> _AIM_
In the listing that follows, how many lines contain "Category"? Give the number only.

(Some records)
_ _ _ _ _ _ _

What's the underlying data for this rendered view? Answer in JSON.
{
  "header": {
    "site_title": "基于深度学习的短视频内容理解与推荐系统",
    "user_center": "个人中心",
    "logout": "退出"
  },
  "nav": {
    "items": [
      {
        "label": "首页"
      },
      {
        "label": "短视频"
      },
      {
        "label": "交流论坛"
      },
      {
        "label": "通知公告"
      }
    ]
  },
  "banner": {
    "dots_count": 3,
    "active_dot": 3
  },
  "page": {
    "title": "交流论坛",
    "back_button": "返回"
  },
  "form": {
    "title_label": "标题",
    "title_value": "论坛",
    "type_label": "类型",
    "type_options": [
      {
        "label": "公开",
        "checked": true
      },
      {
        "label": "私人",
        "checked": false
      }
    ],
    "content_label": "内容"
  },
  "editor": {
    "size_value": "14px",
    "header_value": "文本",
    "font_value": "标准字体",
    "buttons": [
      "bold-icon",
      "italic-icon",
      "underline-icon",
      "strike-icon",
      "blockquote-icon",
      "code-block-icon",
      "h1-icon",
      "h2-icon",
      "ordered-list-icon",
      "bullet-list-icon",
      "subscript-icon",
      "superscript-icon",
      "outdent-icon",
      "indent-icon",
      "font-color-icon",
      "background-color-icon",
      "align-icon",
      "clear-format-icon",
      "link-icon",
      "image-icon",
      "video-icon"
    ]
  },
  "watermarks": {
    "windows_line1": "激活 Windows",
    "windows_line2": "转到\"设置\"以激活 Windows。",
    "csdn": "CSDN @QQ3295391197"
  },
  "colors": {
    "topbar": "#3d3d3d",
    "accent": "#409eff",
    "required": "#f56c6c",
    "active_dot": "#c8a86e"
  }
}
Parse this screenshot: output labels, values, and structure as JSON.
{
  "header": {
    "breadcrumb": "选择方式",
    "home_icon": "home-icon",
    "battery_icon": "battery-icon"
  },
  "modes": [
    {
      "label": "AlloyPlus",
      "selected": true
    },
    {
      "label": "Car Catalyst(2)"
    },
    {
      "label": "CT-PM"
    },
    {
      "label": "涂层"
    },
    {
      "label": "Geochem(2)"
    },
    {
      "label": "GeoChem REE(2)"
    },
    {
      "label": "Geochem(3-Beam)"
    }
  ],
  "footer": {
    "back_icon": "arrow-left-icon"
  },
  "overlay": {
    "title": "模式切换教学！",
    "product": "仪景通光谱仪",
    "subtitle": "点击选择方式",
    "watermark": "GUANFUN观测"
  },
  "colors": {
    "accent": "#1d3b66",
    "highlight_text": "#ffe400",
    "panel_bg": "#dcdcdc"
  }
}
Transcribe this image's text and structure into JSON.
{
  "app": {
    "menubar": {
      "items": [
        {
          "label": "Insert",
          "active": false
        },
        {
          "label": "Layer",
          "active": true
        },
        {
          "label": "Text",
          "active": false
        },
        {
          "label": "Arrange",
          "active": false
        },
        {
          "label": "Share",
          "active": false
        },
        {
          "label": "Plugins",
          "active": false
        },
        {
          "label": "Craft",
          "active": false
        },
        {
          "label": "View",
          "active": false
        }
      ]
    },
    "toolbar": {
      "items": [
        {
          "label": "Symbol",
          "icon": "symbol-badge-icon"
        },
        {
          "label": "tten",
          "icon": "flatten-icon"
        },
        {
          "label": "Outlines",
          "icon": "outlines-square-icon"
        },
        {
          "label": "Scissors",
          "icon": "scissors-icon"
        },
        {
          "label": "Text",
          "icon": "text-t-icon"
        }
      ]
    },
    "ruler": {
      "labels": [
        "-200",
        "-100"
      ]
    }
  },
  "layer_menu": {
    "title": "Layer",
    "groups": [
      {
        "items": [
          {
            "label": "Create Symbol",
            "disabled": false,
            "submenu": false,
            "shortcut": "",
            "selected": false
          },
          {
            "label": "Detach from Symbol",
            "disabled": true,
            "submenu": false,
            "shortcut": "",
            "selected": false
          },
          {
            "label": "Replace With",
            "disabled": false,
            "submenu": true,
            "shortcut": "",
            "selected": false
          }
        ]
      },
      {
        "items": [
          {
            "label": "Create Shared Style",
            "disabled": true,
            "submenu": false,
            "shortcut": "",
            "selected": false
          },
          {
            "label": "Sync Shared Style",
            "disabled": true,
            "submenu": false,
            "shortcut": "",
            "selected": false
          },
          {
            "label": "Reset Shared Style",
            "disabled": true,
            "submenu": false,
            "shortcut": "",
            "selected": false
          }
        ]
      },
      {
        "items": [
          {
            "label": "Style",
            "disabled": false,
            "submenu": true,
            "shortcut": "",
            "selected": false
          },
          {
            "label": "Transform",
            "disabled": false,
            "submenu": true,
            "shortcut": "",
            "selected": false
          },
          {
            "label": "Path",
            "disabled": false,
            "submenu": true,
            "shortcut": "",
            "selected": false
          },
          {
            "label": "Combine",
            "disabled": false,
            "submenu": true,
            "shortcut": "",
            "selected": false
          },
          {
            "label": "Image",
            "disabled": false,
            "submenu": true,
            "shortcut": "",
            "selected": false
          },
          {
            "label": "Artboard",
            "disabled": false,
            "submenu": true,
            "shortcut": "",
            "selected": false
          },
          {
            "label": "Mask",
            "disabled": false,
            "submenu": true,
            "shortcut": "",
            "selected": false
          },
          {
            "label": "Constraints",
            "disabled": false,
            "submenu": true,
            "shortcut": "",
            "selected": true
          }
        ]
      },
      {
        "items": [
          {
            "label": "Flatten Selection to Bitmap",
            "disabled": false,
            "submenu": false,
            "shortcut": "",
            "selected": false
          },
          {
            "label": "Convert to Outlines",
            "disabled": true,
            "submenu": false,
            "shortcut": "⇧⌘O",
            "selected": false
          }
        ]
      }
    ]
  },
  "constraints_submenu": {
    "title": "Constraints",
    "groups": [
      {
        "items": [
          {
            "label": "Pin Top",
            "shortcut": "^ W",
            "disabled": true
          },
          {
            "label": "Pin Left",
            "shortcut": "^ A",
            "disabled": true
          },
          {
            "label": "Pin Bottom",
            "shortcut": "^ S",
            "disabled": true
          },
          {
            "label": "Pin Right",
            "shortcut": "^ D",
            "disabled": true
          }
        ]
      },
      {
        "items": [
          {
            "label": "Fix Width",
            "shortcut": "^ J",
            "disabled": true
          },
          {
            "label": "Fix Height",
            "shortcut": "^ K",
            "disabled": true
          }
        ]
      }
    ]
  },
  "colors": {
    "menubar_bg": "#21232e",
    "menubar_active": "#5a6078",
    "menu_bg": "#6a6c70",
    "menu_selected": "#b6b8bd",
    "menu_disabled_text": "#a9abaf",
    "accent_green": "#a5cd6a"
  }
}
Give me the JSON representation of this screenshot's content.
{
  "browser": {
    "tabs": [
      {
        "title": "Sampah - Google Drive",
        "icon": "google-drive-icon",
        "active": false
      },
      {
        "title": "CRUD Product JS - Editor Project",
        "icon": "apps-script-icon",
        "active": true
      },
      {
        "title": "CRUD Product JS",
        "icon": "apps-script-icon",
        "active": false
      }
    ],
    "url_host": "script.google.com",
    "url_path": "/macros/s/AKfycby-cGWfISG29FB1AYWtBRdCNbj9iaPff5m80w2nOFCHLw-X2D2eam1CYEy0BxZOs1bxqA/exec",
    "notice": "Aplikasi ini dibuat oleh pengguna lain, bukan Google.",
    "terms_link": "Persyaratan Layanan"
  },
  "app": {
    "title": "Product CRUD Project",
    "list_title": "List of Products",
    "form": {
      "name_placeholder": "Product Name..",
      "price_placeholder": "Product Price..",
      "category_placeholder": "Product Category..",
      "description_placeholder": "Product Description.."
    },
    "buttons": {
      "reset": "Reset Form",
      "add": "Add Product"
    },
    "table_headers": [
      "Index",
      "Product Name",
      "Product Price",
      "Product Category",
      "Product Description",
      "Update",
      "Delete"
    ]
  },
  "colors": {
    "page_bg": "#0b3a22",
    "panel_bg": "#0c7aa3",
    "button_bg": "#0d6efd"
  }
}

_ _ _ _ _ _ _

> _COMPLETED EXERCISE_
2